+++ SUPPLIED RECORDS

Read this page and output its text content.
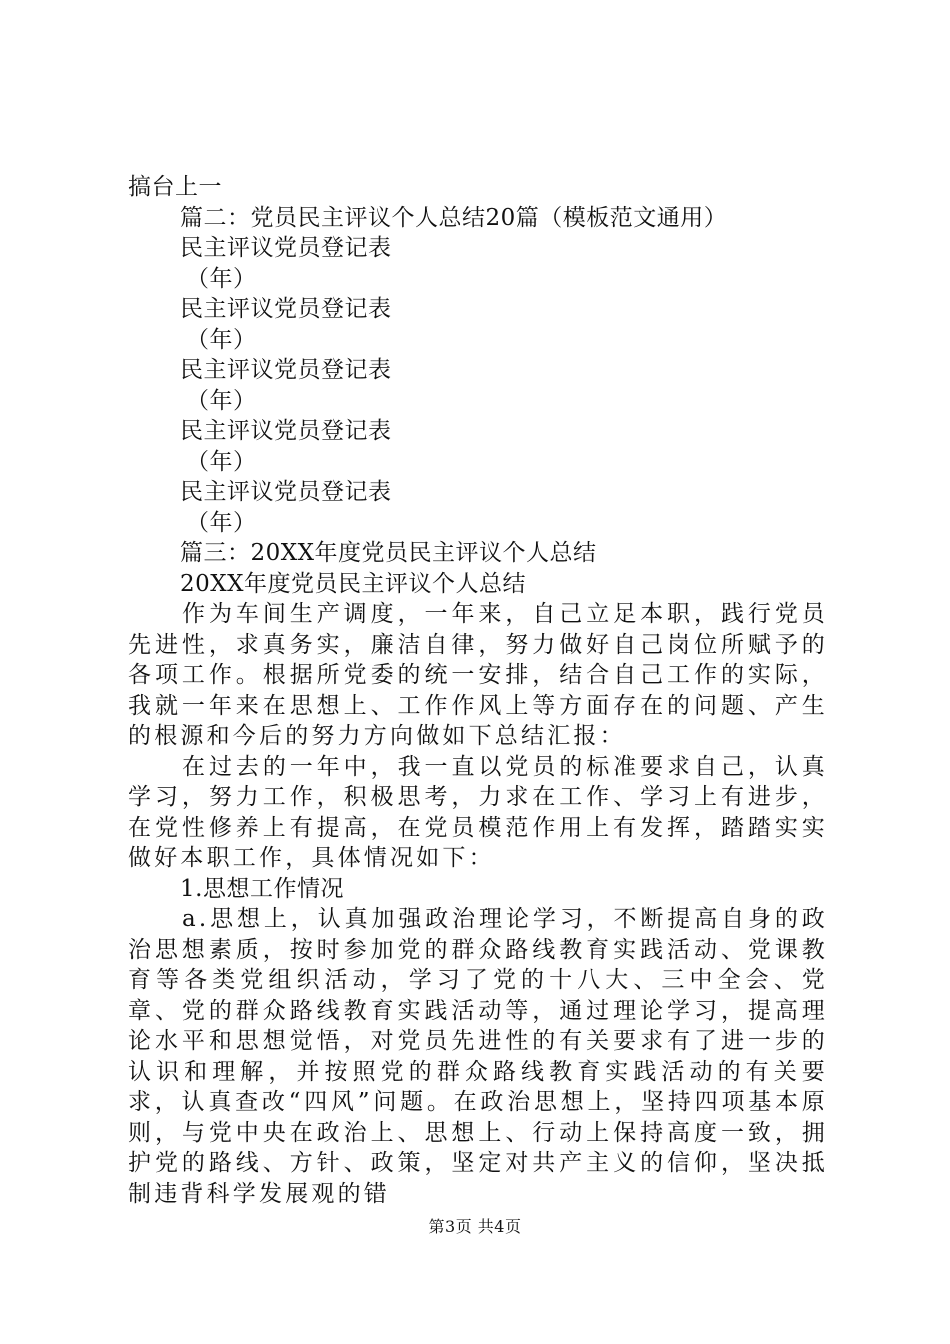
搞台上一
篇二：党员民主评议个人总结20篇（模板范文通用）
民主评议党员登记表
（年）
民主评议党员登记表
（年）
民主评议党员登记表
（年）
民主评议党员登记表
（年）
民主评议党员登记表
（年）
篇三：20XX年度党员民主评议个人总结
20XX年度党员民主评议个人总结
作为车间生产调度，一年来，自己立足本职，践行党员先进性，求真务实，廉洁自律，努力做好自己岗位所赋予的各项工作。根据所党委的统一安排，结合自己工作的实际，我就一年来在思想上、工作作风上等方面存在的问题、产生的根源和今后的努力方向做如下总结汇报：
在过去的一年中，我一直以党员的标准要求自己，认真学习，努力工作，积极思考，力求在工作、学习上有进步，在党性修养上有提高，在党员模范作用上有发挥，踏踏实实做好本职工作，具体情况如下：
1.思想工作情况
a.思想上，认真加强政治理论学习，不断提高自身的政治思想素质，按时参加党的群众路线教育实践活动、党课教育等各类党组织活动，学习了党的十八大、三中全会、党章、党的群众路线教育实践活动等，通过理论学习，提高理论水平和思想觉悟，对党员先进性的有关要求有了进一步的认识和理解，并按照党的群众路线教育实践活动的有关要求，认真查改“四风”问题。在政治思想上，坚持四项基本原则，与党中央在政治上、思想上、行动上保持高度一致，拥护党的路线、方针、政策，坚定对共产主义的信仰，坚决抵制违背科学发展观的错
第3页 共4页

++++++

Print the records word for word and exclude any picture they hold.

Read this page and output its text content.
搞台上一
篇二：党员民主评议个人总结20篇（模板范文通用）
民主评议党员登记表
（年）
民主评议党员登记表
（年）
民主评议党员登记表
（年）
民主评议党员登记表
（年）
民主评议党员登记表
（年）
篇三：20XX年度党员民主评议个人总结
20XX年度党员民主评议个人总结
作为车间生产调度，一年来，自己立足本职，践行党员先进性，求真务实，廉洁自律，努力做好自己岗位所赋予的各项工作。根据所党委的统一安排，结合自己工作的实际，我就一年来在思想上、工作作风上等方面存在的问题、产生的根源和今后的努力方向做如下总结汇报：
在过去的一年中，我一直以党员的标准要求自己，认真学习，努力工作，积极思考，力求在工作、学习上有进步，在党性修养上有提高，在党员模范作用上有发挥，踏踏实实做好本职工作，具体情况如下：
1.思想工作情况
a.思想上，认真加强政治理论学习，不断提高自身的政治思想素质，按时参加党的群众路线教育实践活动、党课教育等各类党组织活动，学习了党的十八大、三中全会、党章、党的群众路线教育实践活动等，通过理论学习，提高理论水平和思想觉悟，对党员先进性的有关要求有了进一步的认识和理解，并按照党的群众路线教育实践活动的有关要求，认真查改“四风”问题。在政治思想上，坚持四项基本原则，与党中央在政治上、思想上、行动上保持高度一致，拥护党的路线、方针、政策，坚定对共产主义的信仰，坚决抵制违背科学发展观的错
第3页 共4页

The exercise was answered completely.